## [WHAT TO PRODUCE]
Restate each entry word for word, leaving nothing out.

## [DATASET EXTRACT]
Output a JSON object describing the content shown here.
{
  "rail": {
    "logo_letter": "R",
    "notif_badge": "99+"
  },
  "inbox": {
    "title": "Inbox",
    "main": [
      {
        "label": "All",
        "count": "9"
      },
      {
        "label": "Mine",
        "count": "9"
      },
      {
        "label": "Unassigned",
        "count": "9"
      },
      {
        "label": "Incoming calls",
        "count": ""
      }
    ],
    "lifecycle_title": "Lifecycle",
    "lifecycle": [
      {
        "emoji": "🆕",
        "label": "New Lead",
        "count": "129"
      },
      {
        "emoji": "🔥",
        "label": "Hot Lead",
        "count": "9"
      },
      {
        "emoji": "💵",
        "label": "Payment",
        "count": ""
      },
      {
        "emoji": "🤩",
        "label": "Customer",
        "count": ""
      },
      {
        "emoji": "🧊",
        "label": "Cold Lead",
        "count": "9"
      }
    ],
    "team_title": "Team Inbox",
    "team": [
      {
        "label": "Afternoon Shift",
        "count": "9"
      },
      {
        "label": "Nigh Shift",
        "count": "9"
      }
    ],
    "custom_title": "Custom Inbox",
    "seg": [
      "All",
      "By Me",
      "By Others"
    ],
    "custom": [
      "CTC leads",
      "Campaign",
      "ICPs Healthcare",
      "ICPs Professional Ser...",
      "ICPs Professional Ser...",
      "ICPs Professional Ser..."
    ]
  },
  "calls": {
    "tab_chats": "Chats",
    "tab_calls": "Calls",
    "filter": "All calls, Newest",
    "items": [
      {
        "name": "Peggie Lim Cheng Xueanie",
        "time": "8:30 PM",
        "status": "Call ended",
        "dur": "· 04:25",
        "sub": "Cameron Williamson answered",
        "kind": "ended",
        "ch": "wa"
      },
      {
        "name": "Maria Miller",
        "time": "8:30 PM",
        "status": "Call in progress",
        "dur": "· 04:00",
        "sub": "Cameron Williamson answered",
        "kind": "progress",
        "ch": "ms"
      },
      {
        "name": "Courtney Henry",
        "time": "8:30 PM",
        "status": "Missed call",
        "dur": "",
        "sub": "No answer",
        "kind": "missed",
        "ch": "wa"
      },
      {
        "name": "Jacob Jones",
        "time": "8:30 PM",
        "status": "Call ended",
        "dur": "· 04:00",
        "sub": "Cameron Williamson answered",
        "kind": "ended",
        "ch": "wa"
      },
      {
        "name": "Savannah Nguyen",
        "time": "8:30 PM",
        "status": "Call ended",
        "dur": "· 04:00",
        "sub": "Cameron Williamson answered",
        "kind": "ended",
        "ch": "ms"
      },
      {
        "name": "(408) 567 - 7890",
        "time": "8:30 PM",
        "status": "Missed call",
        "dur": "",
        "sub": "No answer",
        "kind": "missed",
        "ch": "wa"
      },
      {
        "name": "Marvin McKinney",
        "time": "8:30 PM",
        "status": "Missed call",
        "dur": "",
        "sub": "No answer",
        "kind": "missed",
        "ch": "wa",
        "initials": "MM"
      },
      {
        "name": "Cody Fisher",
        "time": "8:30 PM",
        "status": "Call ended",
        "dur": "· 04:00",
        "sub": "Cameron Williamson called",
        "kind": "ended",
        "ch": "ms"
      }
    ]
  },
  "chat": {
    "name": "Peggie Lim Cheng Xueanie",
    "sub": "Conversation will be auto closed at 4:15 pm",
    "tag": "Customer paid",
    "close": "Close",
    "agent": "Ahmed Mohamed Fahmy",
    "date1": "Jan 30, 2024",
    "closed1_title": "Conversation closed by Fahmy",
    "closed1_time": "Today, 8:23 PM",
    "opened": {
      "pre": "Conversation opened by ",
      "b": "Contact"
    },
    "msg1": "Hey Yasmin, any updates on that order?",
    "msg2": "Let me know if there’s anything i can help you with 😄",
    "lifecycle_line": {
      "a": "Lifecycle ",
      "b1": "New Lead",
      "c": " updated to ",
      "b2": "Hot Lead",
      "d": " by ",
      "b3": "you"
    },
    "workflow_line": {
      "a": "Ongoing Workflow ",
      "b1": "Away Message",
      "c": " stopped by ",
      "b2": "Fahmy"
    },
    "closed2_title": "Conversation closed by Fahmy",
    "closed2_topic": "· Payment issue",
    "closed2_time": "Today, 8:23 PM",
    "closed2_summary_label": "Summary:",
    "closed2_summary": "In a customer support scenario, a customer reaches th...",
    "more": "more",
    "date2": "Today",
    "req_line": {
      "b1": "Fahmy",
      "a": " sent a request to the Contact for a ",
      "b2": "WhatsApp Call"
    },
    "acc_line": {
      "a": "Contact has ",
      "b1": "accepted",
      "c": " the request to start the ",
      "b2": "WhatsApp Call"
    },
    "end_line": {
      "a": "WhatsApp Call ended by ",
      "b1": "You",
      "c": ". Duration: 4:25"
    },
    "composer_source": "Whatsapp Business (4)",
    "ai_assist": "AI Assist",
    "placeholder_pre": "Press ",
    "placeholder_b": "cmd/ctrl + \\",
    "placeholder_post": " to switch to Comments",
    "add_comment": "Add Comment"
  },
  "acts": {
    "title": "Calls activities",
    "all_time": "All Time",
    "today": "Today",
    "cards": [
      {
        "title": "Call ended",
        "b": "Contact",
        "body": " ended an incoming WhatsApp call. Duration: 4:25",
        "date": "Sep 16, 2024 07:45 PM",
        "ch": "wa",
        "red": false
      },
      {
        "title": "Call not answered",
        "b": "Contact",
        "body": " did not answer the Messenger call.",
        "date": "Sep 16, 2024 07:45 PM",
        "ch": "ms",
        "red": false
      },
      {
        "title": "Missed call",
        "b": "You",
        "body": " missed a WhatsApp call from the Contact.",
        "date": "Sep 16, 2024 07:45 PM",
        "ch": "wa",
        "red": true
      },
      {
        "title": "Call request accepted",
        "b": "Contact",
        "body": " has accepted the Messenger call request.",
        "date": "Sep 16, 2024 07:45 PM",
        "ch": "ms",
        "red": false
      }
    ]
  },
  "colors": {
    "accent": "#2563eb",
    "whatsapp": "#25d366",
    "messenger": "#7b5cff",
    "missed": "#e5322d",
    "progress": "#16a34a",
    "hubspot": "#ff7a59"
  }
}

## [FULL ANSWER]
Output a JSON object describing the content shown here.
{
  "rail": {
    "logo_letter": "R",
    "notif_badge": "99+"
  },
  "inbox": {
    "title": "Inbox",
    "main": [
      {
        "label": "All",
        "count": "9"
      },
      {
        "label": "Mine",
        "count": "9"
      },
      {
        "label": "Unassigned",
        "count": "9"
      },
      {
        "label": "Incoming calls",
        "count": ""
      }
    ],
    "lifecycle_title": "Lifecycle",
    "lifecycle": [
      {
        "emoji": "🆕",
        "label": "New Lead",
        "count": "129"
      },
      {
        "emoji": "🔥",
        "label": "Hot Lead",
        "count": "9"
      },
      {
        "emoji": "💵",
        "label": "Payment",
        "count": ""
      },
      {
        "emoji": "🤩",
        "label": "Customer",
        "count": ""
      },
      {
        "emoji": "🧊",
        "label": "Cold Lead",
        "count": "9"
      }
    ],
    "team_title": "Team Inbox",
    "team": [
      {
        "label": "Afternoon Shift",
        "count": "9"
      },
      {
        "label": "Nigh Shift",
        "count": "9"
      }
    ],
    "custom_title": "Custom Inbox",
    "seg": [
      "All",
      "By Me",
      "By Others"
    ],
    "custom": [
      "CTC leads",
      "Campaign",
      "ICPs Healthcare",
      "ICPs Professional Ser...",
      "ICPs Professional Ser...",
      "ICPs Professional Ser..."
    ]
  },
  "calls": {
    "tab_chats": "Chats",
    "tab_calls": "Calls",
    "filter": "All calls, Newest",
    "items": [
      {
        "name": "Peggie Lim Cheng Xueanie",
        "time": "8:30 PM",
        "status": "Call ended",
        "dur": "· 04:25",
        "sub": "Cameron Williamson answered",
        "kind": "ended",
        "ch": "wa"
      },
      {
        "name": "Maria Miller",
        "time": "8:30 PM",
        "status": "Call in progress",
        "dur": "· 04:00",
        "sub": "Cameron Williamson answered",
        "kind": "progress",
        "ch": "ms"
      },
      {
        "name": "Courtney Henry",
        "time": "8:30 PM",
        "status": "Missed call",
        "dur": "",
        "sub": "No answer",
        "kind": "missed",
        "ch": "wa"
      },
      {
        "name": "Jacob Jones",
        "time": "8:30 PM",
        "status": "Call ended",
        "dur": "· 04:00",
        "sub": "Cameron Williamson answered",
        "kind": "ended",
        "ch": "wa"
      },
      {
        "name": "Savannah Nguyen",
        "time": "8:30 PM",
        "status": "Call ended",
        "dur": "· 04:00",
        "sub": "Cameron Williamson answered",
        "kind": "ended",
        "ch": "ms"
      },
      {
        "name": "(408) 567 - 7890",
        "time": "8:30 PM",
        "status": "Missed call",
        "dur": "",
        "sub": "No answer",
        "kind": "missed",
        "ch": "wa"
      },
      {
        "name": "Marvin McKinney",
        "time": "8:30 PM",
        "status": "Missed call",
        "dur": "",
        "sub": "No answer",
        "kind": "missed",
        "ch": "wa",
        "initials": "MM"
      },
      {
        "name": "Cody Fisher",
        "time": "8:30 PM",
        "status": "Call ended",
        "dur": "· 04:00",
        "sub": "Cameron Williamson called",
        "kind": "ended",
        "ch": "ms"
      }
    ]
  },
  "chat": {
    "name": "Peggie Lim Cheng Xueanie",
    "sub": "Conversation will be auto closed at 4:15 pm",
    "tag": "Customer paid",
    "close": "Close",
    "agent": "Ahmed Mohamed Fahmy",
    "date1": "Jan 30, 2024",
    "closed1_title": "Conversation closed by Fahmy",
    "closed1_time": "Today, 8:23 PM",
    "opened": {
      "pre": "Conversation opened by ",
      "b": "Contact"
    },
    "msg1": "Hey Yasmin, any updates on that order?",
    "msg2": "Let me know if there’s anything i can help you with 😄",
    "lifecycle_line": {
      "a": "Lifecycle ",
      "b1": "New Lead",
      "c": " updated to ",
      "b2": "Hot Lead",
      "d": " by ",
      "b3": "you"
    },
    "workflow_line": {
      "a": "Ongoing Workflow ",
      "b1": "Away Message",
      "c": " stopped by ",
      "b2": "Fahmy"
    },
    "closed2_title": "Conversation closed by Fahmy",
    "closed2_topic": "· Payment issue",
    "closed2_time": "Today, 8:23 PM",
    "closed2_summary_label": "Summary:",
    "closed2_summary": "In a customer support scenario, a customer reaches th...",
    "more": "more",
    "date2": "Today",
    "req_line": {
      "b1": "Fahmy",
      "a": " sent a request to the Contact for a ",
      "b2": "WhatsApp Call"
    },
    "acc_line": {
      "a": "Contact has ",
      "b1": "accepted",
      "c": " the request to start the ",
      "b2": "WhatsApp Call"
    },
    "end_line": {
      "a": "WhatsApp Call ended by ",
      "b1": "You",
      "c": ". Duration: 4:25"
    },
    "composer_source": "Whatsapp Business (4)",
    "ai_assist": "AI Assist",
    "placeholder_pre": "Press ",
    "placeholder_b": "cmd/ctrl + \\",
    "placeholder_post": " to switch to Comments",
    "add_comment": "Add Comment"
  },
  "acts": {
    "title": "Calls activities",
    "all_time": "All Time",
    "today": "Today",
    "cards": [
      {
        "title": "Call ended",
        "b": "Contact",
        "body": " ended an incoming WhatsApp call. Duration: 4:25",
        "date": "Sep 16, 2024 07:45 PM",
        "ch": "wa",
        "red": false
      },
      {
        "title": "Call not answered",
        "b": "Contact",
        "body": " did not answer the Messenger call.",
        "date": "Sep 16, 2024 07:45 PM",
        "ch": "ms",
        "red": false
      },
      {
        "title": "Missed call",
        "b": "You",
        "body": " missed a WhatsApp call from the Contact.",
        "date": "Sep 16, 2024 07:45 PM",
        "ch": "wa",
        "red": true
      },
      {
        "title": "Call request accepted",
        "b": "Contact",
        "body": " has accepted the Messenger call request.",
        "date": "Sep 16, 2024 07:45 PM",
        "ch": "ms",
        "red": false
      }
    ]
  },
  "colors": {
    "accent": "#2563eb",
    "whatsapp": "#25d366",
    "messenger": "#7b5cff",
    "missed": "#e5322d",
    "progress": "#16a34a",
    "hubspot": "#ff7a59"
  }
}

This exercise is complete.